__DATA FOR THE TASK__.

--- start ---

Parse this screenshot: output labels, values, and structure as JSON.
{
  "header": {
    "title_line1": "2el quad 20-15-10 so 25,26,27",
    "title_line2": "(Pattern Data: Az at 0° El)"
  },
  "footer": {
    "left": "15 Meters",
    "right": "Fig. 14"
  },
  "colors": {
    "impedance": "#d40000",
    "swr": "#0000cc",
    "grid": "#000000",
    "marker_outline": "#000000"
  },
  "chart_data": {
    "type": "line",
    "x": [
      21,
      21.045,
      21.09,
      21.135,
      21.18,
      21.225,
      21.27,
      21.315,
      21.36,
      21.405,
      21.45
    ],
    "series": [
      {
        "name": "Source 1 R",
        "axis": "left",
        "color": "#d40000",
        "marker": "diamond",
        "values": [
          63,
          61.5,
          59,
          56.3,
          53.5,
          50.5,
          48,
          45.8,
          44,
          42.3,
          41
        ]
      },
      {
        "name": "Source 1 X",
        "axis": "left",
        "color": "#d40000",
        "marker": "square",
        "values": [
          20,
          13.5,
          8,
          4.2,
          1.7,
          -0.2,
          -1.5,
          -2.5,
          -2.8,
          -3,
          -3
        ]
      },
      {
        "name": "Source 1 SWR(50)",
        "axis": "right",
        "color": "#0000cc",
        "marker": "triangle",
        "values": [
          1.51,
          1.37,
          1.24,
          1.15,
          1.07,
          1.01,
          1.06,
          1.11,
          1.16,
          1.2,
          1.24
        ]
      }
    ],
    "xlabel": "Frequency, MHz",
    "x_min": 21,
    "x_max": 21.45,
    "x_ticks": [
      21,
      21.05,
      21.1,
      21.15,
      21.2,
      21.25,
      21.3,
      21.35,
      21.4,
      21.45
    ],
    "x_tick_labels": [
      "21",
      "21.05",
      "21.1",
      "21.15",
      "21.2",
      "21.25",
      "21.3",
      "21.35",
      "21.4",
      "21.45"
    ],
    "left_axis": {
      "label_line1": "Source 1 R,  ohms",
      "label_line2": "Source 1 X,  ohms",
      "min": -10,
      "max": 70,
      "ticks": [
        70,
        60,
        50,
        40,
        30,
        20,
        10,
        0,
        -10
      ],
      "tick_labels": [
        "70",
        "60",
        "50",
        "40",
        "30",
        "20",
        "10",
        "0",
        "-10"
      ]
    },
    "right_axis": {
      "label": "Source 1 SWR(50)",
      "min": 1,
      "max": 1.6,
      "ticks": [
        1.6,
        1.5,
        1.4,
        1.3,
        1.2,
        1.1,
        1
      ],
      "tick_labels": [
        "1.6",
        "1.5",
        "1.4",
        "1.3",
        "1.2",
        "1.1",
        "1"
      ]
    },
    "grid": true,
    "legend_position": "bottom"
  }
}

--- end ---

__WHAT THE EXERCISE ASKS__. Repeat every line of the material exactly as given.

__OUTPUT FOR THIS TASK__.
Parse this screenshot: output labels, values, and structure as JSON.
{
  "header": {
    "title_line1": "2el quad 20-15-10 so 25,26,27",
    "title_line2": "(Pattern Data: Az at 0° El)"
  },
  "footer": {
    "left": "15 Meters",
    "right": "Fig. 14"
  },
  "colors": {
    "impedance": "#d40000",
    "swr": "#0000cc",
    "grid": "#000000",
    "marker_outline": "#000000"
  },
  "chart_data": {
    "type": "line",
    "x": [
      21,
      21.045,
      21.09,
      21.135,
      21.18,
      21.225,
      21.27,
      21.315,
      21.36,
      21.405,
      21.45
    ],
    "series": [
      {
        "name": "Source 1 R",
        "axis": "left",
        "color": "#d40000",
        "marker": "diamond",
        "values": [
          63,
          61.5,
          59,
          56.3,
          53.5,
          50.5,
          48,
          45.8,
          44,
          42.3,
          41
        ]
      },
      {
        "name": "Source 1 X",
        "axis": "left",
        "color": "#d40000",
        "marker": "square",
        "values": [
          20,
          13.5,
          8,
          4.2,
          1.7,
          -0.2,
          -1.5,
          -2.5,
          -2.8,
          -3,
          -3
        ]
      },
      {
        "name": "Source 1 SWR(50)",
        "axis": "right",
        "color": "#0000cc",
        "marker": "triangle",
        "values": [
          1.51,
          1.37,
          1.24,
          1.15,
          1.07,
          1.01,
          1.06,
          1.11,
          1.16,
          1.2,
          1.24
        ]
      }
    ],
    "xlabel": "Frequency, MHz",
    "x_min": 21,
    "x_max": 21.45,
    "x_ticks": [
      21,
      21.05,
      21.1,
      21.15,
      21.2,
      21.25,
      21.3,
      21.35,
      21.4,
      21.45
    ],
    "x_tick_labels": [
      "21",
      "21.05",
      "21.1",
      "21.15",
      "21.2",
      "21.25",
      "21.3",
      "21.35",
      "21.4",
      "21.45"
    ],
    "left_axis": {
      "label_line1": "Source 1 R,  ohms",
      "label_line2": "Source 1 X,  ohms",
      "min": -10,
      "max": 70,
      "ticks": [
        70,
        60,
        50,
        40,
        30,
        20,
        10,
        0,
        -10
      ],
      "tick_labels": [
        "70",
        "60",
        "50",
        "40",
        "30",
        "20",
        "10",
        "0",
        "-10"
      ]
    },
    "right_axis": {
      "label": "Source 1 SWR(50)",
      "min": 1,
      "max": 1.6,
      "ticks": [
        1.6,
        1.5,
        1.4,
        1.3,
        1.2,
        1.1,
        1
      ],
      "tick_labels": [
        "1.6",
        "1.5",
        "1.4",
        "1.3",
        "1.2",
        "1.1",
        "1"
      ]
    },
    "grid": true,
    "legend_position": "bottom"
  }
}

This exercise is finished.